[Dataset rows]
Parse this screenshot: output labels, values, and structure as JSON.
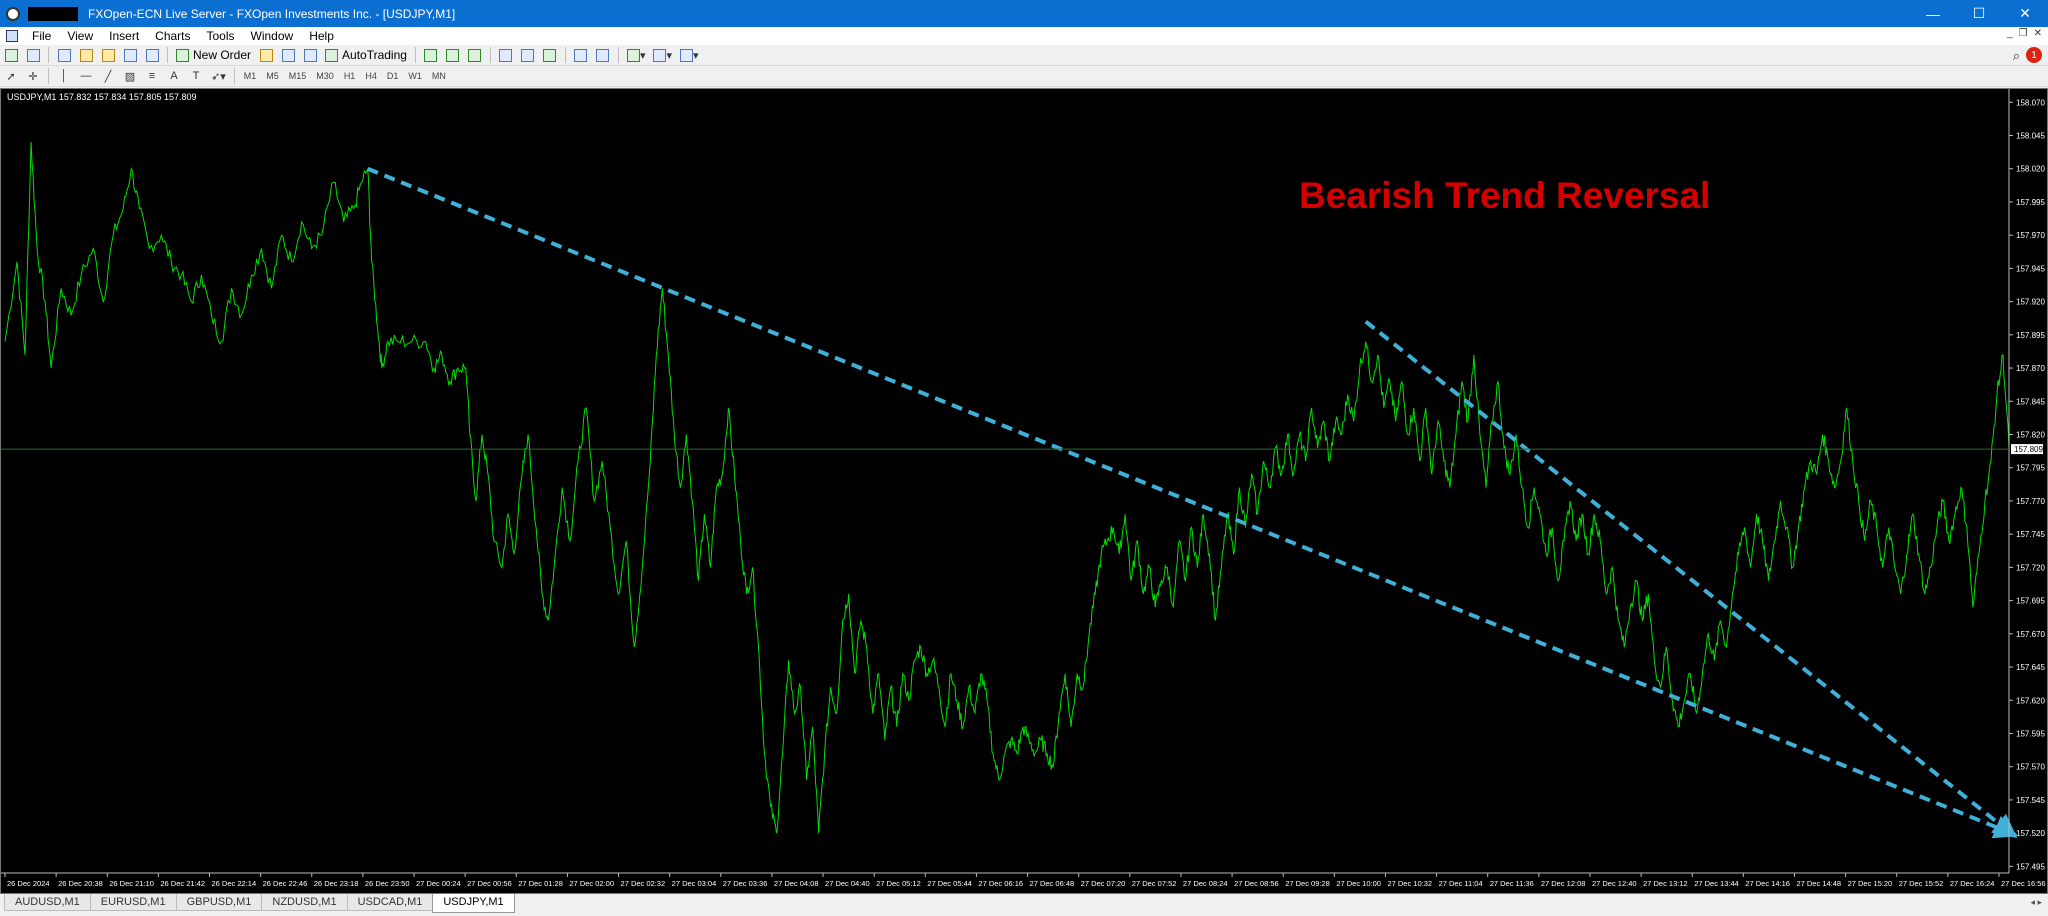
{
  "window": {
    "title": "FXOpen-ECN Live Server - FXOpen Investments Inc. - [USDJPY,M1]",
    "controls": {
      "minimize": "—",
      "maximize": "☐",
      "close": "✕"
    }
  },
  "menu": {
    "items": [
      "File",
      "View",
      "Insert",
      "Charts",
      "Tools",
      "Window",
      "Help"
    ]
  },
  "toolbar": {
    "new_order_label": "New Order",
    "autotrading_label": "AutoTrading",
    "timeframes": [
      "M1",
      "M5",
      "M15",
      "M30",
      "H1",
      "H4",
      "D1",
      "W1",
      "MN"
    ],
    "notification_count": "1"
  },
  "chart": {
    "info_line": "USDJPY,M1  157.832 157.834 157.805 157.809",
    "annotation": "Bearish Trend Reversal",
    "current_price_label": "157.809",
    "colors": {
      "background": "#000000",
      "line": "#00e000",
      "trendline": "#3fb0d8",
      "annotation": "#d40000",
      "grid": "#2e6b2e"
    }
  },
  "chart_data": {
    "type": "line",
    "series": [
      {
        "name": "USDJPY,M1",
        "values": []
      }
    ],
    "x_tick_labels": [
      "26 Dec 2024",
      "26 Dec 20:38",
      "26 Dec 21:10",
      "26 Dec 21:42",
      "26 Dec 22:14",
      "26 Dec 22:46",
      "26 Dec 23:18",
      "26 Dec 23:50",
      "27 Dec 00:24",
      "27 Dec 00:56",
      "27 Dec 01:28",
      "27 Dec 02:00",
      "27 Dec 02:32",
      "27 Dec 03:04",
      "27 Dec 03:36",
      "27 Dec 04:08",
      "27 Dec 04:40",
      "27 Dec 05:12",
      "27 Dec 05:44",
      "27 Dec 06:16",
      "27 Dec 06:48",
      "27 Dec 07:20",
      "27 Dec 07:52",
      "27 Dec 08:24",
      "27 Dec 08:56",
      "27 Dec 09:28",
      "27 Dec 10:00",
      "27 Dec 10:32",
      "27 Dec 11:04",
      "27 Dec 11:36",
      "27 Dec 12:08",
      "27 Dec 12:40",
      "27 Dec 13:12",
      "27 Dec 13:44",
      "27 Dec 14:16",
      "27 Dec 14:48",
      "27 Dec 15:20",
      "27 Dec 15:52",
      "27 Dec 16:24",
      "27 Dec 16:56"
    ],
    "y_tick_labels": [
      "158.070",
      "158.045",
      "158.020",
      "157.995",
      "157.970",
      "157.945",
      "157.920",
      "157.895",
      "157.870",
      "157.845",
      "157.820",
      "157.795",
      "157.770",
      "157.745",
      "157.720",
      "157.695",
      "157.670",
      "157.645",
      "157.620",
      "157.595",
      "157.570",
      "157.545",
      "157.520",
      "157.495"
    ],
    "ylim": [
      157.49,
      158.08
    ],
    "current_price": 157.809,
    "price_path": [
      [
        0,
        157.89
      ],
      [
        0.6,
        157.95
      ],
      [
        1.0,
        157.88
      ],
      [
        1.3,
        158.04
      ],
      [
        1.6,
        157.96
      ],
      [
        2.0,
        157.92
      ],
      [
        2.3,
        157.87
      ],
      [
        2.8,
        157.93
      ],
      [
        3.3,
        157.91
      ],
      [
        3.8,
        157.94
      ],
      [
        4.4,
        157.96
      ],
      [
        4.9,
        157.92
      ],
      [
        5.4,
        157.97
      ],
      [
        5.9,
        157.99
      ],
      [
        6.3,
        158.02
      ],
      [
        6.7,
        157.99
      ],
      [
        7.2,
        157.96
      ],
      [
        7.8,
        157.97
      ],
      [
        8.3,
        157.95
      ],
      [
        8.8,
        157.94
      ],
      [
        9.3,
        157.92
      ],
      [
        9.8,
        157.94
      ],
      [
        10.3,
        157.91
      ],
      [
        10.8,
        157.89
      ],
      [
        11.3,
        157.93
      ],
      [
        11.8,
        157.91
      ],
      [
        12.3,
        157.94
      ],
      [
        12.8,
        157.96
      ],
      [
        13.3,
        157.93
      ],
      [
        13.8,
        157.97
      ],
      [
        14.3,
        157.95
      ],
      [
        14.8,
        157.98
      ],
      [
        15.3,
        157.96
      ],
      [
        15.8,
        157.97
      ],
      [
        16.4,
        158.01
      ],
      [
        16.9,
        157.98
      ],
      [
        17.4,
        157.99
      ],
      [
        17.8,
        158.01
      ],
      [
        18.1,
        158.02
      ],
      [
        18.3,
        157.95
      ],
      [
        18.6,
        157.9
      ],
      [
        18.8,
        157.87
      ],
      [
        19.1,
        157.89
      ],
      [
        19.6,
        157.89
      ],
      [
        20.3,
        157.89
      ],
      [
        21.0,
        157.89
      ],
      [
        21.4,
        157.87
      ],
      [
        21.8,
        157.88
      ],
      [
        22.2,
        157.86
      ],
      [
        22.6,
        157.87
      ],
      [
        23.0,
        157.87
      ],
      [
        23.2,
        157.82
      ],
      [
        23.5,
        157.77
      ],
      [
        23.8,
        157.82
      ],
      [
        24.1,
        157.79
      ],
      [
        24.4,
        157.74
      ],
      [
        24.8,
        157.72
      ],
      [
        25.1,
        157.76
      ],
      [
        25.4,
        157.73
      ],
      [
        25.8,
        157.79
      ],
      [
        26.1,
        157.82
      ],
      [
        26.5,
        157.75
      ],
      [
        26.8,
        157.7
      ],
      [
        27.1,
        157.68
      ],
      [
        27.4,
        157.72
      ],
      [
        27.8,
        157.78
      ],
      [
        28.2,
        157.74
      ],
      [
        28.6,
        157.8
      ],
      [
        29.0,
        157.84
      ],
      [
        29.4,
        157.77
      ],
      [
        29.8,
        157.8
      ],
      [
        30.2,
        157.75
      ],
      [
        30.6,
        157.7
      ],
      [
        31.0,
        157.74
      ],
      [
        31.4,
        157.66
      ],
      [
        31.8,
        157.72
      ],
      [
        32.2,
        157.8
      ],
      [
        32.5,
        157.88
      ],
      [
        32.8,
        157.93
      ],
      [
        33.1,
        157.88
      ],
      [
        33.4,
        157.82
      ],
      [
        33.7,
        157.78
      ],
      [
        34.0,
        157.82
      ],
      [
        34.3,
        157.77
      ],
      [
        34.6,
        157.71
      ],
      [
        34.9,
        157.76
      ],
      [
        35.2,
        157.72
      ],
      [
        35.5,
        157.78
      ],
      [
        35.8,
        157.79
      ],
      [
        36.1,
        157.84
      ],
      [
        36.4,
        157.79
      ],
      [
        36.7,
        157.74
      ],
      [
        37.0,
        157.7
      ],
      [
        37.3,
        157.72
      ],
      [
        37.6,
        157.66
      ],
      [
        37.9,
        157.58
      ],
      [
        38.2,
        157.54
      ],
      [
        38.5,
        157.52
      ],
      [
        38.8,
        157.58
      ],
      [
        39.1,
        157.65
      ],
      [
        39.4,
        157.61
      ],
      [
        39.7,
        157.63
      ],
      [
        40.0,
        157.56
      ],
      [
        40.3,
        157.6
      ],
      [
        40.6,
        157.52
      ],
      [
        40.9,
        157.58
      ],
      [
        41.2,
        157.63
      ],
      [
        41.5,
        157.61
      ],
      [
        41.8,
        157.68
      ],
      [
        42.1,
        157.7
      ],
      [
        42.4,
        157.64
      ],
      [
        42.7,
        157.68
      ],
      [
        43.0,
        157.66
      ],
      [
        43.3,
        157.61
      ],
      [
        43.6,
        157.64
      ],
      [
        43.9,
        157.59
      ],
      [
        44.2,
        157.63
      ],
      [
        44.5,
        157.6
      ],
      [
        44.8,
        157.64
      ],
      [
        45.1,
        157.62
      ],
      [
        45.4,
        157.65
      ],
      [
        45.7,
        157.66
      ],
      [
        46.0,
        157.64
      ],
      [
        46.3,
        157.65
      ],
      [
        46.6,
        157.63
      ],
      [
        46.9,
        157.6
      ],
      [
        47.2,
        157.64
      ],
      [
        47.5,
        157.62
      ],
      [
        47.8,
        157.6
      ],
      [
        48.1,
        157.63
      ],
      [
        48.4,
        157.61
      ],
      [
        48.7,
        157.64
      ],
      [
        49.0,
        157.62
      ],
      [
        49.3,
        157.58
      ],
      [
        49.6,
        157.56
      ],
      [
        49.9,
        157.58
      ],
      [
        50.2,
        157.59
      ],
      [
        50.5,
        157.58
      ],
      [
        50.8,
        157.6
      ],
      [
        51.1,
        157.59
      ],
      [
        51.4,
        157.58
      ],
      [
        51.7,
        157.59
      ],
      [
        52.0,
        157.58
      ],
      [
        52.3,
        157.57
      ],
      [
        52.6,
        157.61
      ],
      [
        52.9,
        157.64
      ],
      [
        53.2,
        157.6
      ],
      [
        53.5,
        157.64
      ],
      [
        53.8,
        157.63
      ],
      [
        54.1,
        157.67
      ],
      [
        54.4,
        157.7
      ],
      [
        54.7,
        157.73
      ],
      [
        55.0,
        157.74
      ],
      [
        55.3,
        157.75
      ],
      [
        55.6,
        157.73
      ],
      [
        55.9,
        157.76
      ],
      [
        56.2,
        157.71
      ],
      [
        56.5,
        157.74
      ],
      [
        56.8,
        157.7
      ],
      [
        57.1,
        157.72
      ],
      [
        57.4,
        157.69
      ],
      [
        57.7,
        157.71
      ],
      [
        58.0,
        157.72
      ],
      [
        58.3,
        157.69
      ],
      [
        58.6,
        157.74
      ],
      [
        58.9,
        157.71
      ],
      [
        59.2,
        157.75
      ],
      [
        59.5,
        157.72
      ],
      [
        59.8,
        157.76
      ],
      [
        60.1,
        157.73
      ],
      [
        60.4,
        157.68
      ],
      [
        60.7,
        157.72
      ],
      [
        61.0,
        157.76
      ],
      [
        61.3,
        157.73
      ],
      [
        61.6,
        157.78
      ],
      [
        61.9,
        157.75
      ],
      [
        62.2,
        157.79
      ],
      [
        62.5,
        157.76
      ],
      [
        62.8,
        157.8
      ],
      [
        63.1,
        157.78
      ],
      [
        63.4,
        157.81
      ],
      [
        63.7,
        157.79
      ],
      [
        64.0,
        157.82
      ],
      [
        64.3,
        157.79
      ],
      [
        64.6,
        157.82
      ],
      [
        64.9,
        157.8
      ],
      [
        65.2,
        157.84
      ],
      [
        65.5,
        157.81
      ],
      [
        65.8,
        157.83
      ],
      [
        66.1,
        157.8
      ],
      [
        66.4,
        157.83
      ],
      [
        66.7,
        157.82
      ],
      [
        67.0,
        157.85
      ],
      [
        67.3,
        157.83
      ],
      [
        67.6,
        157.87
      ],
      [
        67.9,
        157.89
      ],
      [
        68.2,
        157.86
      ],
      [
        68.5,
        157.88
      ],
      [
        68.8,
        157.84
      ],
      [
        69.1,
        157.86
      ],
      [
        69.4,
        157.83
      ],
      [
        69.7,
        157.86
      ],
      [
        70.0,
        157.82
      ],
      [
        70.3,
        157.84
      ],
      [
        70.6,
        157.8
      ],
      [
        70.9,
        157.84
      ],
      [
        71.2,
        157.79
      ],
      [
        71.5,
        157.83
      ],
      [
        71.8,
        157.8
      ],
      [
        72.1,
        157.78
      ],
      [
        72.4,
        157.82
      ],
      [
        72.7,
        157.86
      ],
      [
        73.0,
        157.83
      ],
      [
        73.3,
        157.88
      ],
      [
        73.6,
        157.82
      ],
      [
        73.9,
        157.78
      ],
      [
        74.2,
        157.83
      ],
      [
        74.5,
        157.86
      ],
      [
        74.8,
        157.81
      ],
      [
        75.1,
        157.79
      ],
      [
        75.4,
        157.82
      ],
      [
        75.7,
        157.78
      ],
      [
        76.0,
        157.75
      ],
      [
        76.3,
        157.78
      ],
      [
        76.6,
        157.76
      ],
      [
        76.9,
        157.73
      ],
      [
        77.2,
        157.75
      ],
      [
        77.5,
        157.71
      ],
      [
        77.8,
        157.74
      ],
      [
        78.1,
        157.77
      ],
      [
        78.4,
        157.74
      ],
      [
        78.7,
        157.76
      ],
      [
        79.0,
        157.73
      ],
      [
        79.3,
        157.76
      ],
      [
        79.6,
        157.74
      ],
      [
        79.9,
        157.7
      ],
      [
        80.2,
        157.72
      ],
      [
        80.5,
        157.68
      ],
      [
        80.8,
        157.66
      ],
      [
        81.1,
        157.69
      ],
      [
        81.4,
        157.71
      ],
      [
        81.7,
        157.68
      ],
      [
        82.0,
        157.7
      ],
      [
        82.3,
        157.65
      ],
      [
        82.6,
        157.63
      ],
      [
        82.9,
        157.66
      ],
      [
        83.2,
        157.62
      ],
      [
        83.5,
        157.6
      ],
      [
        83.8,
        157.62
      ],
      [
        84.1,
        157.64
      ],
      [
        84.4,
        157.61
      ],
      [
        84.7,
        157.64
      ],
      [
        85.0,
        157.67
      ],
      [
        85.3,
        157.65
      ],
      [
        85.6,
        157.68
      ],
      [
        85.9,
        157.66
      ],
      [
        86.2,
        157.7
      ],
      [
        86.5,
        157.73
      ],
      [
        86.8,
        157.75
      ],
      [
        87.1,
        157.72
      ],
      [
        87.4,
        157.76
      ],
      [
        87.7,
        157.74
      ],
      [
        88.0,
        157.71
      ],
      [
        88.3,
        157.74
      ],
      [
        88.6,
        157.77
      ],
      [
        88.9,
        157.75
      ],
      [
        89.2,
        157.72
      ],
      [
        89.5,
        157.75
      ],
      [
        89.8,
        157.78
      ],
      [
        90.1,
        157.8
      ],
      [
        90.4,
        157.79
      ],
      [
        90.7,
        157.82
      ],
      [
        91.0,
        157.8
      ],
      [
        91.3,
        157.78
      ],
      [
        91.6,
        157.8
      ],
      [
        91.9,
        157.84
      ],
      [
        92.2,
        157.8
      ],
      [
        92.5,
        157.77
      ],
      [
        92.8,
        157.74
      ],
      [
        93.1,
        157.77
      ],
      [
        93.4,
        157.75
      ],
      [
        93.7,
        157.72
      ],
      [
        94.0,
        157.75
      ],
      [
        94.3,
        157.72
      ],
      [
        94.6,
        157.7
      ],
      [
        94.9,
        157.73
      ],
      [
        95.2,
        157.76
      ],
      [
        95.5,
        157.73
      ],
      [
        95.8,
        157.7
      ],
      [
        96.1,
        157.72
      ],
      [
        96.4,
        157.75
      ],
      [
        96.7,
        157.77
      ],
      [
        97.0,
        157.74
      ],
      [
        97.3,
        157.76
      ],
      [
        97.6,
        157.78
      ],
      [
        97.9,
        157.75
      ],
      [
        98.2,
        157.69
      ],
      [
        98.5,
        157.73
      ],
      [
        98.8,
        157.77
      ],
      [
        99.1,
        157.8
      ],
      [
        99.4,
        157.85
      ],
      [
        99.7,
        157.88
      ],
      [
        100,
        157.81
      ]
    ],
    "trendlines": [
      {
        "from": [
          18.1,
          158.02
        ],
        "to": [
          100,
          157.52
        ],
        "style": "dashed",
        "arrow": true
      },
      {
        "from": [
          67.9,
          157.905
        ],
        "to": [
          100,
          157.52
        ],
        "style": "dashed",
        "arrow": true
      }
    ]
  },
  "tabs": [
    {
      "label": "AUDUSD,M1",
      "active": false
    },
    {
      "label": "EURUSD,M1",
      "active": false
    },
    {
      "label": "GBPUSD,M1",
      "active": false
    },
    {
      "label": "NZDUSD,M1",
      "active": false
    },
    {
      "label": "USDCAD,M1",
      "active": false
    },
    {
      "label": "USDJPY,M1",
      "active": true
    }
  ]
}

* Written instruction *
List the lines of the records where "values" occurs.

* Exercise output *
Parse this screenshot: output labels, values, and structure as JSON.
        "values": []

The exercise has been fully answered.